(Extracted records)
------------------------
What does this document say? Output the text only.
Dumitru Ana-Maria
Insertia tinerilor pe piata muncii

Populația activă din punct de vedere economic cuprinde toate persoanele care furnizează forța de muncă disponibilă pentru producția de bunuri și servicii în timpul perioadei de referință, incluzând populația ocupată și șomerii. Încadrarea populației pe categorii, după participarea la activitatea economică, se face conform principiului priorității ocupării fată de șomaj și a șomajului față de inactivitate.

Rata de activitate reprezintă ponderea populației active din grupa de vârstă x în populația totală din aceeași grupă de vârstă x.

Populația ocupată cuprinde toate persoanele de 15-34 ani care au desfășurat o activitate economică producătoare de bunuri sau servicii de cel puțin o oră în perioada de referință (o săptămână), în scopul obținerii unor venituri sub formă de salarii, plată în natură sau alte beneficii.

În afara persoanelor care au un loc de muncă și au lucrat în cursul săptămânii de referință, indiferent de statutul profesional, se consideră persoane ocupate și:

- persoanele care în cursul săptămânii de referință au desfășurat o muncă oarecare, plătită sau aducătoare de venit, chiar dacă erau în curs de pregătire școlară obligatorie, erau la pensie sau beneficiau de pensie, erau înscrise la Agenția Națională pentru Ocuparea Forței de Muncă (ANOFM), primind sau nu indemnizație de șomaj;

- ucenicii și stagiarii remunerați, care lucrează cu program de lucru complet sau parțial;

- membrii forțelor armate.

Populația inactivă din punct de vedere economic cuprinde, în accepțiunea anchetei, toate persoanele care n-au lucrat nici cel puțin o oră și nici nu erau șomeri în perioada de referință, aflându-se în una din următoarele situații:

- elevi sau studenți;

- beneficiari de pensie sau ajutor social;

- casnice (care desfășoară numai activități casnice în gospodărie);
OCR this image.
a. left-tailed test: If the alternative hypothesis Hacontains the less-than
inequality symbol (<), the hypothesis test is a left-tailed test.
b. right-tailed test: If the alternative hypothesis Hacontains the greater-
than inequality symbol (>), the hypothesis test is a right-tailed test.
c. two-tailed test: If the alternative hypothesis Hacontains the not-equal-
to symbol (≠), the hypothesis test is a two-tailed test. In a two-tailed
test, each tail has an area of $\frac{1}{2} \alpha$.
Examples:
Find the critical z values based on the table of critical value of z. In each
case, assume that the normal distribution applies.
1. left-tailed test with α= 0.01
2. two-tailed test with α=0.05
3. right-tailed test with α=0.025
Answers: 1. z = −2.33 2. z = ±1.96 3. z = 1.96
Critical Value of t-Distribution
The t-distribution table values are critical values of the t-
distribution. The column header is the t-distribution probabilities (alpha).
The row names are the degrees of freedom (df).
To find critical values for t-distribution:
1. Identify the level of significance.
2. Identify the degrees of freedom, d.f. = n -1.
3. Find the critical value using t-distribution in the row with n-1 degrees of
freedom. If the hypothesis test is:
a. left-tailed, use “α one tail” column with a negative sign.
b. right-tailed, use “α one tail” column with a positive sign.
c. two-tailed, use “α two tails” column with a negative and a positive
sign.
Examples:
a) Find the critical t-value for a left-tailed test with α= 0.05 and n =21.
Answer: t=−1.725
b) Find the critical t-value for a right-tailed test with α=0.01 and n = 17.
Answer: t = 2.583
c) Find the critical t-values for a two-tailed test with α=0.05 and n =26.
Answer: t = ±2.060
------------------------
**GIVEN INSTRUCTION**
Restate every record exactly, leaving nothing out.

**CORRECT OUTPUT**
What does this document say? Output the text only.
Dumitru Ana-Maria
Insertia tinerilor pe piata muncii

Populația activă din punct de vedere economic cuprinde toate persoanele care furnizează forța de muncă disponibilă pentru producția de bunuri și servicii în timpul perioadei de referință, incluzând populația ocupată și șomerii. Încadrarea populației pe categorii, după participarea la activitatea economică, se face conform principiului priorității ocupării fată de șomaj și a șomajului față de inactivitate.

Rata de activitate reprezintă ponderea populației active din grupa de vârstă x în populația totală din aceeași grupă de vârstă x.

Populația ocupată cuprinde toate persoanele de 15-34 ani care au desfășurat o activitate economică producătoare de bunuri sau servicii de cel puțin o oră în perioada de referință (o săptămână), în scopul obținerii unor venituri sub formă de salarii, plată în natură sau alte beneficii.

În afara persoanelor care au un loc de muncă și au lucrat în cursul săptămânii de referință, indiferent de statutul profesional, se consideră persoane ocupate și:

- persoanele care în cursul săptămânii de referință au desfășurat o muncă oarecare, plătită sau aducătoare de venit, chiar dacă erau în curs de pregătire școlară obligatorie, erau la pensie sau beneficiau de pensie, erau înscrise la Agenția Națională pentru Ocuparea Forței de Muncă (ANOFM), primind sau nu indemnizație de șomaj;

- ucenicii și stagiarii remunerați, care lucrează cu program de lucru complet sau parțial;

- membrii forțelor armate.

Populația inactivă din punct de vedere economic cuprinde, în accepțiunea anchetei, toate persoanele care n-au lucrat nici cel puțin o oră și nici nu erau șomeri în perioada de referință, aflându-se în una din următoarele situații:

- elevi sau studenți;

- beneficiari de pensie sau ajutor social;

- casnice (care desfășoară numai activități casnice în gospodărie);
OCR this image.
a. left-tailed test: If the alternative hypothesis Hacontains the less-than
inequality symbol (<), the hypothesis test is a left-tailed test.
b. right-tailed test: If the alternative hypothesis Hacontains the greater-
than inequality symbol (>), the hypothesis test is a right-tailed test.
c. two-tailed test: If the alternative hypothesis Hacontains the not-equal-
to symbol (≠), the hypothesis test is a two-tailed test. In a two-tailed
test, each tail has an area of $\frac{1}{2} \alpha$.
Examples:
Find the critical z values based on the table of critical value of z. In each
case, assume that the normal distribution applies.
1. left-tailed test with α= 0.01
2. two-tailed test with α=0.05
3. right-tailed test with α=0.025
Answers: 1. z = −2.33 2. z = ±1.96 3. z = 1.96
Critical Value of t-Distribution
The t-distribution table values are critical values of the t-
distribution. The column header is the t-distribution probabilities (alpha).
The row names are the degrees of freedom (df).
To find critical values for t-distribution:
1. Identify the level of significance.
2. Identify the degrees of freedom, d.f. = n -1.
3. Find the critical value using t-distribution in the row with n-1 degrees of
freedom. If the hypothesis test is:
a. left-tailed, use “α one tail” column with a negative sign.
b. right-tailed, use “α one tail” column with a positive sign.
c. two-tailed, use “α two tails” column with a negative and a positive
sign.
Examples:
a) Find the critical t-value for a left-tailed test with α= 0.05 and n =21.
Answer: t=−1.725
b) Find the critical t-value for a right-tailed test with α=0.01 and n = 17.
Answer: t = 2.583
c) Find the critical t-values for a two-tailed test with α=0.05 and n =26.
Answer: t = ±2.060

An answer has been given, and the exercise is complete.